SET TASK: Work through the data line by line, gathering every line that has the word "JSON".

⁂

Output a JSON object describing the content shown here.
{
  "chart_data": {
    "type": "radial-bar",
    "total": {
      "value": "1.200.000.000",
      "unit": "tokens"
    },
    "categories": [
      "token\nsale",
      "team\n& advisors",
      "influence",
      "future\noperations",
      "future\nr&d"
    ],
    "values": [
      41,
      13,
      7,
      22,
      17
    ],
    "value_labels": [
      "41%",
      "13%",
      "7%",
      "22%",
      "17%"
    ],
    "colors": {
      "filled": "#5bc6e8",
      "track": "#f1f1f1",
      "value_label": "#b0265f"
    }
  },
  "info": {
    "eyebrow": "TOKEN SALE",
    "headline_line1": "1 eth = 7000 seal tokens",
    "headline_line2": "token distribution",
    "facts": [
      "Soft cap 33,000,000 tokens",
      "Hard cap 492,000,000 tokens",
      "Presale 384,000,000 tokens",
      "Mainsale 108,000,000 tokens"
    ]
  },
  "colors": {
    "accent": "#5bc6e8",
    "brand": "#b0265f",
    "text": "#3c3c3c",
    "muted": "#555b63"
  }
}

⁂

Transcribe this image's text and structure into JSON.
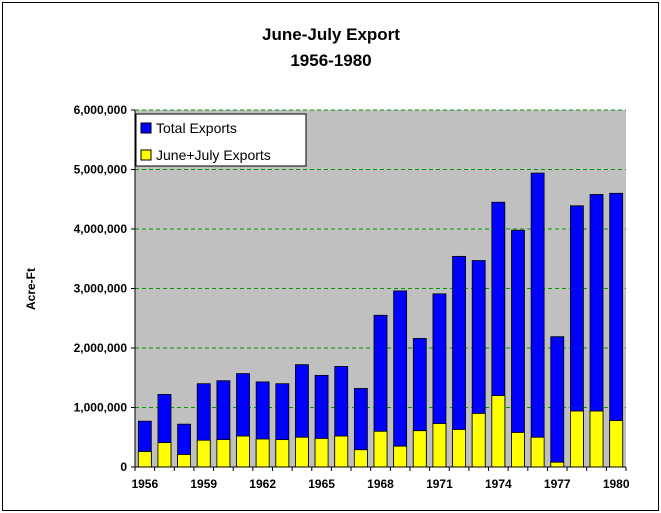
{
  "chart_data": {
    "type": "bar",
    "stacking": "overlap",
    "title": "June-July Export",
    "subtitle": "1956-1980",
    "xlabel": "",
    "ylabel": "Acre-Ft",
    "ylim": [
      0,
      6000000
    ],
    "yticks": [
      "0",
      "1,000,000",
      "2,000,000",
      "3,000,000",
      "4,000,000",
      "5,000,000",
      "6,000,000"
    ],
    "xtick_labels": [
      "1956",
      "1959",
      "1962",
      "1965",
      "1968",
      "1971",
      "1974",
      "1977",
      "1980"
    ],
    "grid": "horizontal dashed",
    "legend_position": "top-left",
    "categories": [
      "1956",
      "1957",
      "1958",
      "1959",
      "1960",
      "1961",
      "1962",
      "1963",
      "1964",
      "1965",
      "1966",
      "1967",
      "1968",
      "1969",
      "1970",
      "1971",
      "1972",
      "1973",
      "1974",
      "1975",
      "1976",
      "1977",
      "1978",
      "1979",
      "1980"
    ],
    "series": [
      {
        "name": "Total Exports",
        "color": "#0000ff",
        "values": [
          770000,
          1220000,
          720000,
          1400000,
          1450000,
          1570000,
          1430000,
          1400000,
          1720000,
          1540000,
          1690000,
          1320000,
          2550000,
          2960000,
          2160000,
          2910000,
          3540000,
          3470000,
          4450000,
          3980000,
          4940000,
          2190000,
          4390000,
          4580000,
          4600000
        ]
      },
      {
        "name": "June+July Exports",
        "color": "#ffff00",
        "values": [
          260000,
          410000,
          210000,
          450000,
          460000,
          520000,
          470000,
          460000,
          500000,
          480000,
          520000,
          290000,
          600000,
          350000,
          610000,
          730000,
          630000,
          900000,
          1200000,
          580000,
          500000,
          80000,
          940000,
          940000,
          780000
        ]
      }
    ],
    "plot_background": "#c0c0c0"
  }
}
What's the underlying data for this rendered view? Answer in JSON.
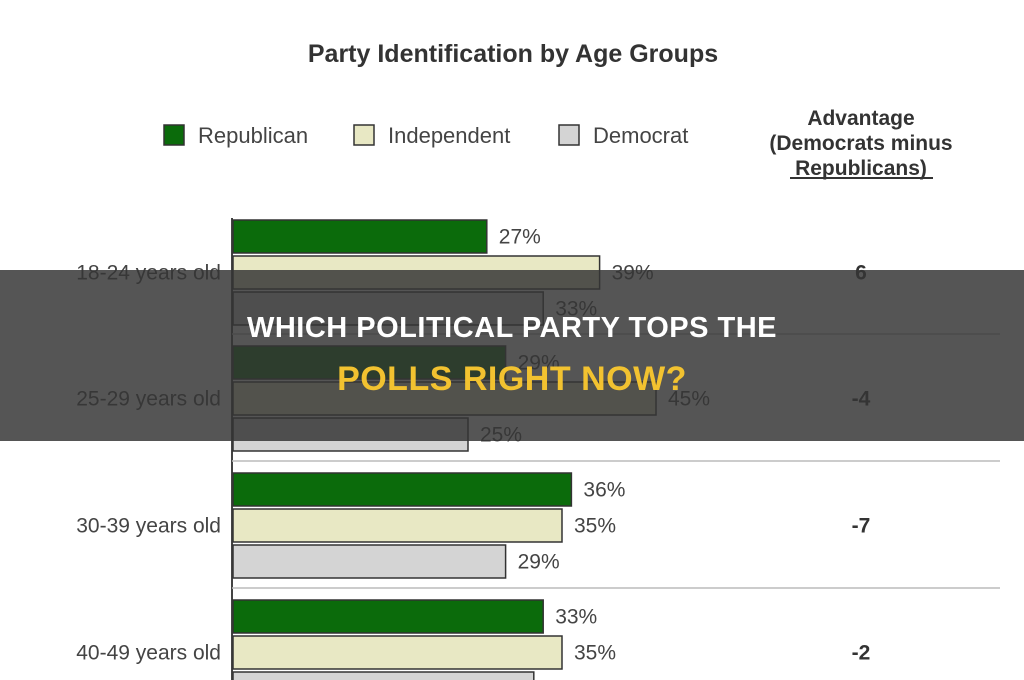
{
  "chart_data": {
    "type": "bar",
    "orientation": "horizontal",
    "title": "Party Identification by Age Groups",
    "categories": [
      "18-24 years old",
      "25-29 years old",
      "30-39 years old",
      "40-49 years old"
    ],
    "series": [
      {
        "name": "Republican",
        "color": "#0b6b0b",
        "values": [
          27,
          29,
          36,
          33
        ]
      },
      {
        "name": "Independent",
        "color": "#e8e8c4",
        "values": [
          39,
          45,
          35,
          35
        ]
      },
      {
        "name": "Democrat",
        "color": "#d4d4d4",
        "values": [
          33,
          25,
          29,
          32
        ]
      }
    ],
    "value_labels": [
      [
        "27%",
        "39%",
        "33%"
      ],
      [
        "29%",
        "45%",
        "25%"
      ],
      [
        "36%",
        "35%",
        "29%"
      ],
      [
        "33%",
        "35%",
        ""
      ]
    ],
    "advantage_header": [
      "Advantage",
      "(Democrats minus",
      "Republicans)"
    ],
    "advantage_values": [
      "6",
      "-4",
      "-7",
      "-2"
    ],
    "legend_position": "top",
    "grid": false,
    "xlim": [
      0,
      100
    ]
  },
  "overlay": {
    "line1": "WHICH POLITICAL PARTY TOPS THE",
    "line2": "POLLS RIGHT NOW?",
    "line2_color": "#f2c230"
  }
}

⁂

SOLVED EXERCISE:
Output a JSON object describing the content shown here.
Transcribe this image's text and structure into JSON.
What's the underlying data for this rendered view? Answer in JSON.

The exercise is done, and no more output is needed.